INSTRUCTIONS FOR THE TASK
In the entries below, find the lines that contain the word "JSON" and copy them.

GIVEN DATA

☆ ☆ ☆ ☆ ☆ ☆ ☆

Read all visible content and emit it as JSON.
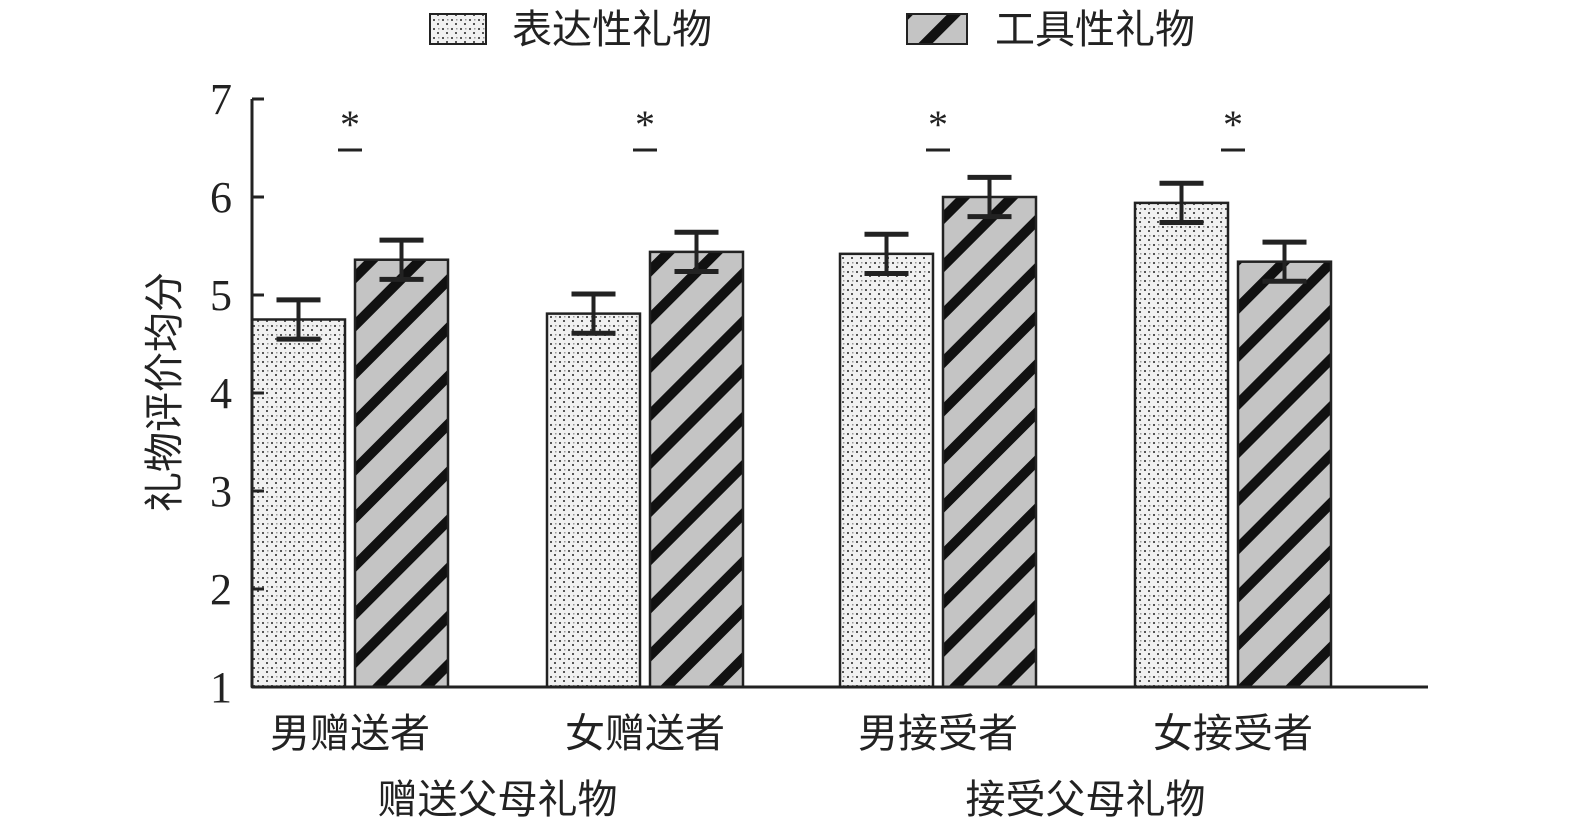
{
  "chart_data": {
    "type": "bar",
    "ylabel": "礼物评价均分",
    "ylim": [
      1,
      7
    ],
    "yticks": [
      1,
      2,
      3,
      4,
      5,
      6,
      7
    ],
    "categories": [
      "男赠送者",
      "女赠送者",
      "男接受者",
      "女接受者"
    ],
    "groups": [
      {
        "label": "赠送父母礼物",
        "categories": [
          "男赠送者",
          "女赠送者"
        ]
      },
      {
        "label": "接受父母礼物",
        "categories": [
          "男接受者",
          "女接受者"
        ]
      }
    ],
    "series": [
      {
        "name": "表达性礼物",
        "values": [
          4.75,
          4.81,
          5.42,
          5.94
        ],
        "errors": [
          0.2,
          0.2,
          0.2,
          0.2
        ]
      },
      {
        "name": "工具性礼物",
        "values": [
          5.36,
          5.44,
          6.0,
          5.34
        ],
        "errors": [
          0.2,
          0.2,
          0.2,
          0.2
        ]
      }
    ],
    "significance": [
      "*",
      "*",
      "*",
      "*"
    ],
    "legend_position": "top",
    "grid": false
  }
}
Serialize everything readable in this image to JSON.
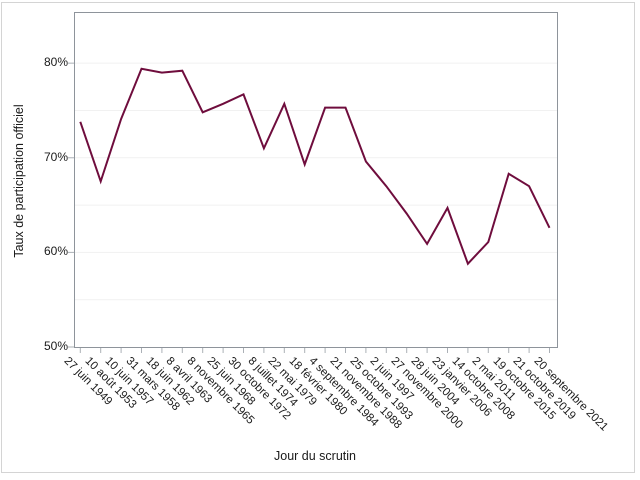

☆ ☆ ☆ ☆ ☆ ☆ ☆

RESULT BELOW
Read all visible content and emit it as JSON.
Serialize everything readable in this image to JSON.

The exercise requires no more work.